WHAT IS REQUIRED – Take the entries that follow and return only the lines from the one with "Read this page and output its text content." through the final line, leaving every picture behind.

ENTRIES SUPPLIED –
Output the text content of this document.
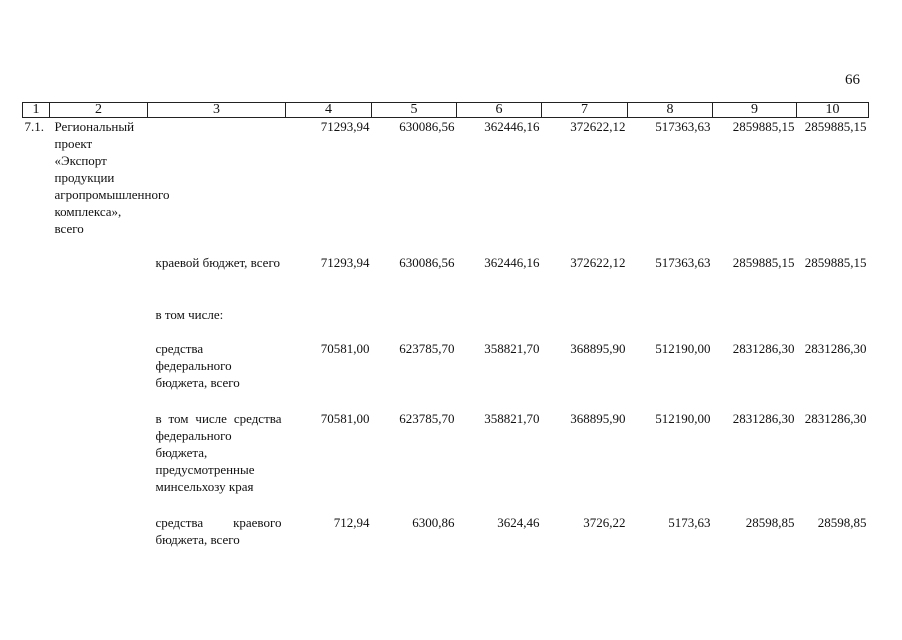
66
1	2	3	4	5	6	7	8	9	10
7.1.	Региональный проект «Экспорт продукции агропромышленного комплекса», всего		71293,94	630086,56	362446,16	372622,12	517363,63	2859885,15	2859885,15
		краевой бюджет, всего	71293,94	630086,56	362446,16	372622,12	517363,63	2859885,15	2859885,15
		в том числе:							
		средства федерального бюджета, всего	70581,00	623785,70	358821,70	368895,90	512190,00	2831286,30	2831286,30
		в том числе средства федерального бюджета, предусмотренные минсельхозу края	70581,00	623785,70	358821,70	368895,90	512190,00	2831286,30	2831286,30
		средства краевого бюджета, всего	712,94	6300,86	3624,46	3726,22	5173,63	28598,85	28598,85
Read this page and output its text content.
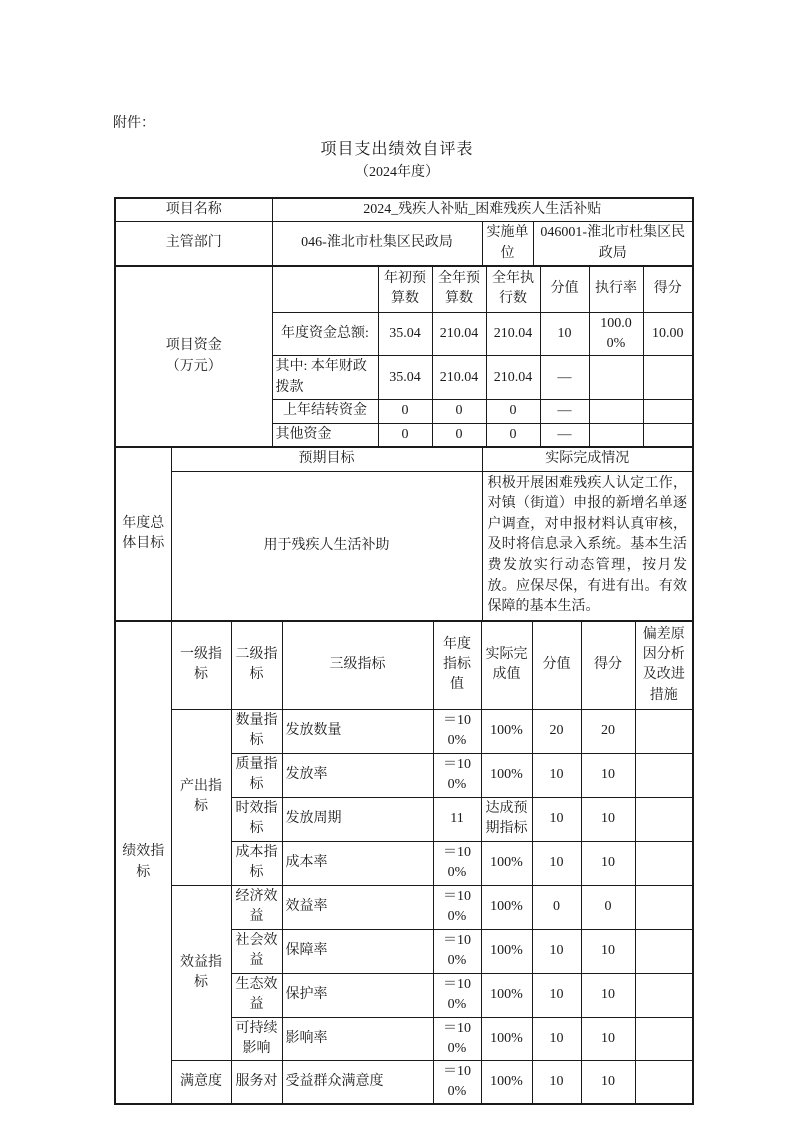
附件：
项目支出绩效自评表
（2024年度）
项目名称	2024_残疾人补贴_困难残疾人生活补贴		
主管部门	046-淮北市杜集区民政局	实施单位	046001-淮北市杜集区民政局
项目资金
（万元）		年初预算数	全年预算数	全年执行数	分值	执行率	得分
	年度资金总额:	35.04	210.04	210.04	10	100.00%	10.00
	其中: 本年财政拨款	35.04	210.04	210.04	—		
	上年结转资金	0	0	0	—		
	其他资金	0	0	0	—		
年度总体目标	预期目标	实际完成情况
	用于残疾人生活补助	积极开展困难残疾人认定工作，对镇（街道）申报的新增名单逐户调查，对申报材料认真审核，及时将信息录入系统。基本生活费发放实行动态管理，按月发放。应保尽保，有进有出。有效保障的基本生活。
绩效指标	一级指标	二级指标	三级指标	年度指标值	实际完成值	分值	得分	偏差原因分析及改进措施
	产出指标	数量指标	发放数量	＝100%	100%	20	20	
		质量指标	发放率	＝100%	100%	10	10	
		时效指标	发放周期	11	达成预期指标	10	10	
		成本指标	成本率	＝100%	100%	10	10	
	效益指标	经济效益	效益率	＝100%	100%	0	0	
		社会效益	保障率	＝100%	100%	10	10	
		生态效益	保护率	＝100%	100%	10	10	
		可持续影响	影响率	＝100%	100%	10	10	
	满意度	服务对	受益群众满意度	＝100%	100%	10	10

SOLUTION TO THIS TASK –
Read this page and output its text content.
附件：
项目支出绩效自评表
（2024年度）
项目名称	2024_残疾人补贴_困难残疾人生活补贴		
主管部门	046-淮北市杜集区民政局	实施单位	046001-淮北市杜集区民政局
项目资金
（万元）		年初预算数	全年预算数	全年执行数	分值	执行率	得分
	年度资金总额:	35.04	210.04	210.04	10	100.00%	10.00
	其中: 本年财政拨款	35.04	210.04	210.04	—		
	上年结转资金	0	0	0	—		
	其他资金	0	0	0	—		
年度总体目标	预期目标	实际完成情况
	用于残疾人生活补助	积极开展困难残疾人认定工作，对镇（街道）申报的新增名单逐户调查，对申报材料认真审核，及时将信息录入系统。基本生活费发放实行动态管理，按月发放。应保尽保，有进有出。有效保障的基本生活。
绩效指标	一级指标	二级指标	三级指标	年度指标值	实际完成值	分值	得分	偏差原因分析及改进措施
	产出指标	数量指标	发放数量	＝100%	100%	20	20	
		质量指标	发放率	＝100%	100%	10	10	
		时效指标	发放周期	11	达成预期指标	10	10	
		成本指标	成本率	＝100%	100%	10	10	
	效益指标	经济效益	效益率	＝100%	100%	0	0	
		社会效益	保障率	＝100%	100%	10	10	
		生态效益	保护率	＝100%	100%	10	10	
		可持续影响	影响率	＝100%	100%	10	10	
	满意度	服务对	受益群众满意度	＝100%	100%	10	10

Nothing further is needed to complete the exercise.